* Exercise goal:
Gather every line in the records below that contains the word "this".

═════ Records for processing

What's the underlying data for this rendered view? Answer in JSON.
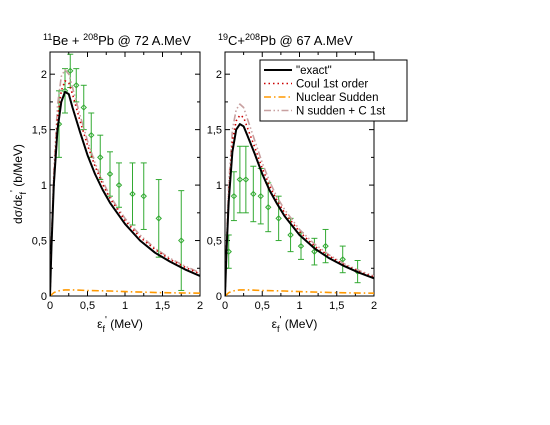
{
  "chart_data": [
    {
      "type": "line",
      "title": {
        "projectile_mass": "11",
        "projectile": "Be + ",
        "target_mass": "208",
        "target": "Pb @ 72 A.MeV"
      },
      "xlabel": {
        "symbol": "ε",
        "sub": "f",
        "prime": "'",
        "unit": "(MeV)"
      },
      "ylabel": {
        "text": "dσ/dε",
        "sub": "f",
        "prime": "'",
        "unit": "(b/MeV)"
      },
      "xlim": [
        0,
        2
      ],
      "ylim": [
        0,
        2.2
      ],
      "xticks": [
        "0",
        "0,5",
        "1",
        "1,5",
        "2"
      ],
      "yticks": [
        "0",
        "0,5",
        "1",
        "1,5",
        "2"
      ],
      "series": [
        {
          "name": "\"exact\"",
          "color": "#000000",
          "style": "solid",
          "x": [
            0,
            0.02,
            0.05,
            0.1,
            0.15,
            0.2,
            0.25,
            0.3,
            0.4,
            0.5,
            0.6,
            0.7,
            0.8,
            1.0,
            1.2,
            1.4,
            1.6,
            1.8,
            2.0
          ],
          "y": [
            0,
            0.45,
            1.0,
            1.5,
            1.75,
            1.84,
            1.82,
            1.7,
            1.48,
            1.27,
            1.1,
            0.96,
            0.84,
            0.65,
            0.5,
            0.39,
            0.31,
            0.24,
            0.18
          ]
        },
        {
          "name": "Coul 1st order",
          "color": "#cc0000",
          "style": "dotted",
          "x": [
            0,
            0.02,
            0.05,
            0.1,
            0.15,
            0.2,
            0.25,
            0.3,
            0.4,
            0.5,
            0.6,
            0.7,
            0.8,
            1.0,
            1.2,
            1.4,
            1.6,
            1.8,
            2.0
          ],
          "y": [
            0,
            0.48,
            1.05,
            1.6,
            1.85,
            1.94,
            1.92,
            1.82,
            1.58,
            1.36,
            1.17,
            1.01,
            0.88,
            0.68,
            0.53,
            0.42,
            0.33,
            0.26,
            0.2
          ]
        },
        {
          "name": "Nuclear Sudden",
          "color": "#ff9900",
          "style": "dashdot",
          "x": [
            0,
            0.05,
            0.1,
            0.2,
            0.3,
            0.5,
            0.8,
            1.0,
            1.5,
            2.0
          ],
          "y": [
            0,
            0.03,
            0.045,
            0.055,
            0.055,
            0.05,
            0.045,
            0.04,
            0.03,
            0.025
          ]
        },
        {
          "name": "N sudden + C 1st",
          "color": "#c8a0a0",
          "style": "dashdotdot",
          "x": [
            0,
            0.02,
            0.05,
            0.1,
            0.15,
            0.2,
            0.25,
            0.3,
            0.4,
            0.5,
            0.6,
            0.7,
            0.8,
            1.0,
            1.2,
            1.4,
            1.6,
            1.8,
            2.0
          ],
          "y": [
            0,
            0.52,
            1.12,
            1.72,
            1.98,
            2.04,
            2.0,
            1.88,
            1.63,
            1.4,
            1.2,
            1.04,
            0.9,
            0.7,
            0.55,
            0.43,
            0.34,
            0.27,
            0.21
          ]
        }
      ],
      "data_points": {
        "color": "#33aa33",
        "x": [
          0.12,
          0.2,
          0.27,
          0.35,
          0.45,
          0.55,
          0.67,
          0.8,
          0.92,
          1.1,
          1.25,
          1.45,
          1.75
        ],
        "y": [
          1.55,
          1.85,
          2.03,
          1.9,
          1.7,
          1.45,
          1.25,
          1.1,
          1.0,
          0.92,
          0.9,
          0.7,
          0.5
        ],
        "err": [
          0.3,
          0.2,
          0.15,
          0.15,
          0.2,
          0.2,
          0.2,
          0.2,
          0.2,
          0.28,
          0.3,
          0.35,
          0.45
        ]
      }
    },
    {
      "type": "line",
      "title": {
        "projectile_mass": "19",
        "projectile": "C+",
        "target_mass": "208",
        "target": "Pb @ 67 A.MeV"
      },
      "xlabel": {
        "symbol": "ε",
        "sub": "f",
        "prime": "'",
        "unit": "(MeV)"
      },
      "xlim": [
        0,
        2
      ],
      "ylim": [
        0,
        2.2
      ],
      "xticks": [
        "0",
        "0,5",
        "1",
        "1,5",
        "2"
      ],
      "yticks": [
        "0",
        "0,5",
        "1",
        "1,5",
        "2"
      ],
      "legend_position": "top-right",
      "series": [
        {
          "name": "\"exact\"",
          "color": "#000000",
          "style": "solid",
          "x": [
            0,
            0.02,
            0.05,
            0.1,
            0.15,
            0.2,
            0.25,
            0.3,
            0.4,
            0.5,
            0.6,
            0.7,
            0.8,
            1.0,
            1.2,
            1.4,
            1.6,
            1.8,
            2.0
          ],
          "y": [
            0,
            0.4,
            0.85,
            1.3,
            1.5,
            1.55,
            1.53,
            1.45,
            1.28,
            1.1,
            0.95,
            0.83,
            0.72,
            0.55,
            0.43,
            0.34,
            0.27,
            0.21,
            0.16
          ]
        },
        {
          "name": "Coul 1st order",
          "color": "#cc0000",
          "style": "dotted",
          "x": [
            0,
            0.02,
            0.05,
            0.1,
            0.15,
            0.2,
            0.25,
            0.3,
            0.4,
            0.5,
            0.6,
            0.7,
            0.8,
            1.0,
            1.2,
            1.4,
            1.6,
            1.8,
            2.0
          ],
          "y": [
            0,
            0.43,
            0.92,
            1.4,
            1.58,
            1.63,
            1.61,
            1.52,
            1.34,
            1.15,
            0.99,
            0.86,
            0.75,
            0.58,
            0.45,
            0.36,
            0.28,
            0.22,
            0.17
          ]
        },
        {
          "name": "Nuclear Sudden",
          "color": "#ff9900",
          "style": "dashdot",
          "x": [
            0,
            0.05,
            0.1,
            0.2,
            0.3,
            0.5,
            0.8,
            1.0,
            1.5,
            2.0
          ],
          "y": [
            0,
            0.03,
            0.045,
            0.055,
            0.055,
            0.05,
            0.045,
            0.04,
            0.03,
            0.025
          ]
        },
        {
          "name": "N sudden + C 1st",
          "color": "#c8a0a0",
          "style": "dashdotdot",
          "x": [
            0,
            0.02,
            0.05,
            0.1,
            0.15,
            0.2,
            0.25,
            0.3,
            0.4,
            0.5,
            0.6,
            0.7,
            0.8,
            1.0,
            1.2,
            1.4,
            1.6,
            1.8,
            2.0
          ],
          "y": [
            0,
            0.46,
            1.0,
            1.5,
            1.68,
            1.73,
            1.7,
            1.6,
            1.4,
            1.2,
            1.03,
            0.89,
            0.78,
            0.6,
            0.47,
            0.37,
            0.29,
            0.23,
            0.18
          ]
        }
      ],
      "data_points": {
        "color": "#33aa33",
        "x": [
          0.05,
          0.12,
          0.2,
          0.28,
          0.38,
          0.48,
          0.58,
          0.72,
          0.88,
          1.02,
          1.2,
          1.35,
          1.58,
          1.78
        ],
        "y": [
          0.4,
          0.9,
          1.05,
          1.05,
          0.92,
          0.9,
          0.8,
          0.7,
          0.55,
          0.45,
          0.4,
          0.45,
          0.33,
          0.22
        ],
        "err": [
          0.15,
          0.22,
          0.3,
          0.3,
          0.25,
          0.25,
          0.22,
          0.2,
          0.15,
          0.12,
          0.12,
          0.15,
          0.12,
          0.1
        ]
      }
    }
  ]
}
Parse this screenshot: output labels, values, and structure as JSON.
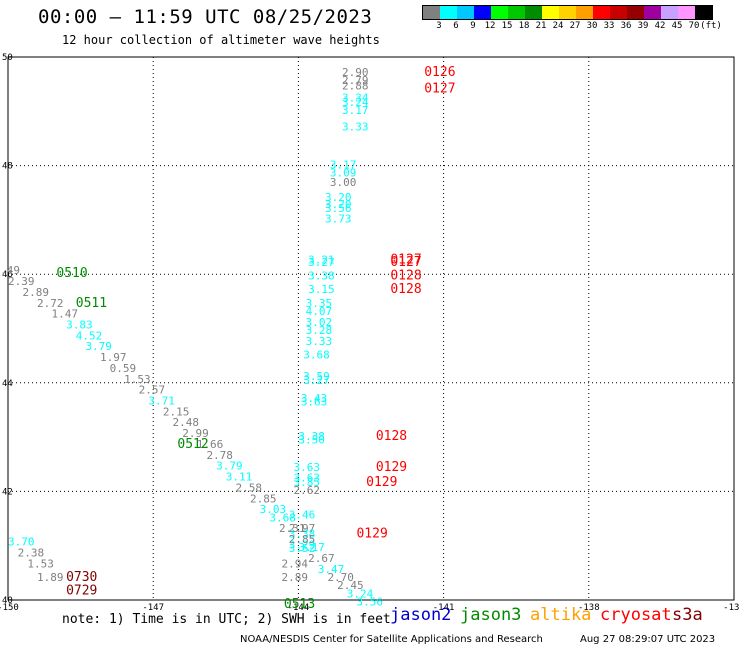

══════════

* Full answer:
What's the underlying data for this rendered view? Answer in JSON.
Parse this screenshot: output labels, values, and structure as JSON.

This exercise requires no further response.